◆ Text to read
"""
Discussion #2448

Draft use case of common validation

Added by Giacomo Martirano about 5 years ago. Updated almost 5 years ago.

Status:New
Priority:Normal
Assignee:-

Description

Attached a document containing a draft use case of common validation, prepared in view of the face-to-face meeting in Lisbon.

I do hope it's a useful starting point for a fruitful discussion.

Use_Case_Common_Validation_v02.docx (38.6 KB) Giacomo Martirano, 09 Jun 2015 01:10 am

History

#1 Updated by Michael Lutz about 5 years ago

Dear MIWP-5 members, please provide feedback to Giacomo's use case proposal (attached to this issue).

Thanks.

#2 Updated by Francisco J Lopez-Pellicer about 5 years ago

We should take into account that the validation process may be painfully slow, and even it may fail.  In addition, results will be referenced by third parties thus the validation result should be persistent and uniquely identifiable.Therefore, the flow of events should be designed as a process that triggers a background process whose running status and final status can be queried at any time, even long after it has finished. In addition, a subscription/notification subsystem should be also considered. 

 

  1. The INSPIRE Data provider creates a validation request by providing the dataset metadata to the validation ystem 
  2. The valiation system returns a unique ID identifying this validation request to the INSPIRE Data provider
  3. [Optional] The INSPIRE Data provider subscribes to a notification service of events related to the ID provided by the validation system
  4. The validation system schedules the validation request
  5. A scheduler in the validation system triggers the validation process
  6. The validation system executes the “metadata validation” and updates the status of the validation request
  7. The validation system executes the “services validation” against third party services and updates the status of the validation request
  8. The validation system executes the “datasetvalidation validation” and updates the status of the validation request
  9. [Optional] The validation system notifies the INSPIRE Data provider the availability of the final report
  10. The INSPIRE Data provider requests to the validation system the validation report associated to ID 

Step 10 can be invoked by the user at any time, thus the user can see the progress of the report.

Some of these ideas (but notification) were implemented in the Spanish IDEE validator.

Regards.
"""
Spatial layout entries:
"""
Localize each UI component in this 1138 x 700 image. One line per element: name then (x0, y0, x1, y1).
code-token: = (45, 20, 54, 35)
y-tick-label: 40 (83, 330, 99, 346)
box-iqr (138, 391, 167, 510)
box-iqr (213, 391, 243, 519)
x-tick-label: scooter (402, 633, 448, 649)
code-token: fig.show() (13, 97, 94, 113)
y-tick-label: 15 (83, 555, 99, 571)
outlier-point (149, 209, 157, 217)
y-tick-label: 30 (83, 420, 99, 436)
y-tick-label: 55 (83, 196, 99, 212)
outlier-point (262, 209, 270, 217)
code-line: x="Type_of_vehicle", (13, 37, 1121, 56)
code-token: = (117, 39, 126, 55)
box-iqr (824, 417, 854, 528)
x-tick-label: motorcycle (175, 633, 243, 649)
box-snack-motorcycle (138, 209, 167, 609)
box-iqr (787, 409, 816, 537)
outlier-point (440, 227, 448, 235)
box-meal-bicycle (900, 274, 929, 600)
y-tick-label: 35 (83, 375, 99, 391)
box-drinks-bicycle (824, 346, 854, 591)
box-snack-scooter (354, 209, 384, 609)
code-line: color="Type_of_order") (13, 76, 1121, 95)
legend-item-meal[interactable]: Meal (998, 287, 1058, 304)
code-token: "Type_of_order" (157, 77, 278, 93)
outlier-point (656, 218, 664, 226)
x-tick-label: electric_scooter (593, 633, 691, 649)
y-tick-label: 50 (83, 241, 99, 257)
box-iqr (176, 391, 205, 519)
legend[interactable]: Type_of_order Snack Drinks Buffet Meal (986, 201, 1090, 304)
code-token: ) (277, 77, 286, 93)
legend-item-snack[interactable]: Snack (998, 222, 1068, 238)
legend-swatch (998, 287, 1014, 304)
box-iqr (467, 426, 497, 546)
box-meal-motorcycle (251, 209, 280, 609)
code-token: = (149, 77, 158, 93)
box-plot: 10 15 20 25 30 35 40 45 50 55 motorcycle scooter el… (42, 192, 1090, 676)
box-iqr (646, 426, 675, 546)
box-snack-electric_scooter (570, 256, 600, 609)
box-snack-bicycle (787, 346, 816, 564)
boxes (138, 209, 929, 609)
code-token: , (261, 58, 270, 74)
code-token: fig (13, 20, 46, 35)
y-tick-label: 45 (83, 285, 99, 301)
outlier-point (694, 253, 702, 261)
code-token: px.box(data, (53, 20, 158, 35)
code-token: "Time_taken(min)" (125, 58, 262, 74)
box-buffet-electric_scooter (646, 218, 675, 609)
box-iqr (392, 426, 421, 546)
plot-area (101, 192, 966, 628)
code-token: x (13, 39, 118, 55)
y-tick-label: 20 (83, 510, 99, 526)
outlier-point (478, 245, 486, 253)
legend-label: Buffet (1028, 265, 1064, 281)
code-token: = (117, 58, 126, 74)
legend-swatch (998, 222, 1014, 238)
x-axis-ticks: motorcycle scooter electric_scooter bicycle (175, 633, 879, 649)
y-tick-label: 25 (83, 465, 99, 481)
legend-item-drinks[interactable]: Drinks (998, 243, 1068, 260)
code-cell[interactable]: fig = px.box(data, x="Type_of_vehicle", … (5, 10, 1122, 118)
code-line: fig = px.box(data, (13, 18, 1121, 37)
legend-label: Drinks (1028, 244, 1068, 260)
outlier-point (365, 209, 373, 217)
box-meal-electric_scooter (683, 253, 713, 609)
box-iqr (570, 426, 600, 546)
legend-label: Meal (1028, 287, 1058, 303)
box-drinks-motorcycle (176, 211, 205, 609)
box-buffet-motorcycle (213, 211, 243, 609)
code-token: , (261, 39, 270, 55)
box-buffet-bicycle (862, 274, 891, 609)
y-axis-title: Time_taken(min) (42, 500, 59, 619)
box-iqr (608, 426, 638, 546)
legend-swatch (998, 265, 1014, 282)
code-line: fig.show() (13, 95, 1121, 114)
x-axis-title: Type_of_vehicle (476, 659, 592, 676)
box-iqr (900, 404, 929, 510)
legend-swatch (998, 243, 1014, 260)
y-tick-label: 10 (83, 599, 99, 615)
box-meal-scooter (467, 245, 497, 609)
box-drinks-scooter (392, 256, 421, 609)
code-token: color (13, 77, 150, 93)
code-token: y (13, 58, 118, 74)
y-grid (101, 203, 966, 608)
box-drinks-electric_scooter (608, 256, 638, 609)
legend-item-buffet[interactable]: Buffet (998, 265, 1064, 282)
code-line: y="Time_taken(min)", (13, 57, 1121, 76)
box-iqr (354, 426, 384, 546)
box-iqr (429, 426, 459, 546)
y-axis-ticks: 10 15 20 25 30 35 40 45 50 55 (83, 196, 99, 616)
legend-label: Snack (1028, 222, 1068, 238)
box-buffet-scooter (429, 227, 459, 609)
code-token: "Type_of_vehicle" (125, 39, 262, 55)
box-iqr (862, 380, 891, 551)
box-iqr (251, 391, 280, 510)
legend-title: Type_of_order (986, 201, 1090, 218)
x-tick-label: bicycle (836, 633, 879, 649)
"""
◆ Task instructions
(1) Reproduce the passage of the validation discussion thread starting with "Use_Case_Common_Validation_v02.docx (38.6 KB)" and going on through "be also considered.", swapping "background process" for "asynchronous job".
(2) According to the validation discussion thread, which validator implemented some of the proposed ideas?
(3) Carry the validation discussion thread forward from its final line.
The listing comes from a source unrelated to the validation discussion thread.

◆ Per-task answers
(1)
Use_Case_Common_Validation_v02.docx (38.6 KB) Giacomo Martirano, 09 Jun 2015 01:10 am

History

#1 Updated by Michael Lutz about 5 years ago

Dear MIWP-5 members, please provide feedback to Giacomo's use case proposal (attached to this issue).

Thanks.

#2 Updated by Francisco J Lopez-Pellicer about 5 years ago

We should take into account that the validation process may be painfully slow, and even it may fail.  In addition, results will be referenced by third parties thus the validation result should be persistent and uniquely identifiable.Therefore, the flow of events should be designed as a process that triggers a asynchronous job whose running status and final status can be queried at any time, even long after it has finished. In addition, a subscription/notification subsystem should be also considered.

(2) The Spanish IDEE validator.

(3)
#3 Updated by Freddy Fierens about 5 years ago

Giacomo Martirano wrote:

Attached a document containing a draft use case of common validation, prepared in view of the face-to-face meeting in Lisbon. I do hope it's a useful starting point for a fruitful discussion.

Good start to identify use cases. I added some comments for discussion to the review version.

#4 Updated by Michael Lutz about 5 years ago

I support both Francisco's and Freddy's comments:

  • We should support asynchronous execution of the validation request, maybe in addition to synchronous execution
  • It is indeed interesting to consider the complete chain (MD, DS, NS), but we also need to support more simple validation requests (only MD, only NS, only DS)

 

#5 Updated by Daniela Hogrebe about 5 years ago

Thanks to Giacomo for initiating the use case discussion. I like very much the approach of what I would call interoperability testing to check if the components of the infrastructure are not only compliant to a specific specification but also working together properly. Actually, this very broad approach should consider all implementation scenarios that are included in the TG documents.

Some more thoughts...

  • It's of course only one of many use cases we should consider.
  • The user should decide if he would like to validate the whole chain or just one of the components.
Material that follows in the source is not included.